BEGIN

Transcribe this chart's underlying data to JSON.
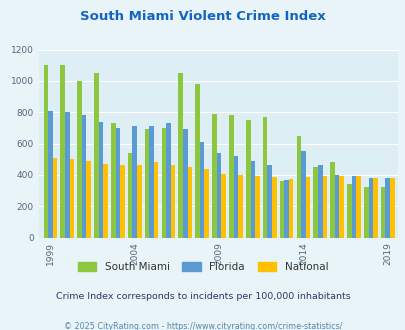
{
  "title": "South Miami Violent Crime Index",
  "title_color": "#1565c0",
  "subtitle": "Crime Index corresponds to incidents per 100,000 inhabitants",
  "subtitle_color": "#333366",
  "footer": "© 2025 CityRating.com - https://www.cityrating.com/crime-statistics/",
  "footer_color": "#5588aa",
  "years": [
    1999,
    2000,
    2001,
    2002,
    2003,
    2004,
    2005,
    2006,
    2007,
    2008,
    2009,
    2010,
    2011,
    2012,
    2013,
    2014,
    2015,
    2016,
    2017,
    2018,
    2019
  ],
  "south_miami": [
    1100,
    1100,
    1000,
    1050,
    730,
    540,
    690,
    700,
    1050,
    980,
    790,
    780,
    750,
    770,
    360,
    650,
    450,
    480,
    340,
    320,
    320
  ],
  "florida": [
    810,
    800,
    780,
    740,
    700,
    710,
    710,
    730,
    690,
    610,
    540,
    520,
    490,
    460,
    370,
    550,
    460,
    400,
    390,
    380,
    380
  ],
  "national": [
    510,
    500,
    490,
    470,
    460,
    460,
    480,
    460,
    450,
    435,
    405,
    400,
    390,
    385,
    375,
    385,
    390,
    395,
    395,
    380,
    380
  ],
  "south_miami_color": "#8dc63f",
  "florida_color": "#5b9bd5",
  "national_color": "#ffc000",
  "bg_color": "#e8f4f8",
  "plot_bg_color": "#ddeef5",
  "ylim": [
    0,
    1200
  ],
  "yticks": [
    0,
    200,
    400,
    600,
    800,
    1000,
    1200
  ],
  "xtick_years": [
    1999,
    2004,
    2009,
    2014,
    2019
  ],
  "legend_labels": [
    "South Miami",
    "Florida",
    "National"
  ],
  "bar_width": 0.27
}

END

> [BRIEF]: Reproduce all of the material above word for word. Omit the pictures.

> [RESPONSE TO THE EXERCISE]:
Transcribe this chart's underlying data to JSON.
{
  "title": "South Miami Violent Crime Index",
  "title_color": "#1565c0",
  "subtitle": "Crime Index corresponds to incidents per 100,000 inhabitants",
  "subtitle_color": "#333366",
  "footer": "© 2025 CityRating.com - https://www.cityrating.com/crime-statistics/",
  "footer_color": "#5588aa",
  "years": [
    1999,
    2000,
    2001,
    2002,
    2003,
    2004,
    2005,
    2006,
    2007,
    2008,
    2009,
    2010,
    2011,
    2012,
    2013,
    2014,
    2015,
    2016,
    2017,
    2018,
    2019
  ],
  "south_miami": [
    1100,
    1100,
    1000,
    1050,
    730,
    540,
    690,
    700,
    1050,
    980,
    790,
    780,
    750,
    770,
    360,
    650,
    450,
    480,
    340,
    320,
    320
  ],
  "florida": [
    810,
    800,
    780,
    740,
    700,
    710,
    710,
    730,
    690,
    610,
    540,
    520,
    490,
    460,
    370,
    550,
    460,
    400,
    390,
    380,
    380
  ],
  "national": [
    510,
    500,
    490,
    470,
    460,
    460,
    480,
    460,
    450,
    435,
    405,
    400,
    390,
    385,
    375,
    385,
    390,
    395,
    395,
    380,
    380
  ],
  "south_miami_color": "#8dc63f",
  "florida_color": "#5b9bd5",
  "national_color": "#ffc000",
  "bg_color": "#e8f4f8",
  "plot_bg_color": "#ddeef5",
  "ylim": [
    0,
    1200
  ],
  "yticks": [
    0,
    200,
    400,
    600,
    800,
    1000,
    1200
  ],
  "xtick_years": [
    1999,
    2004,
    2009,
    2014,
    2019
  ],
  "legend_labels": [
    "South Miami",
    "Florida",
    "National"
  ],
  "bar_width": 0.27
}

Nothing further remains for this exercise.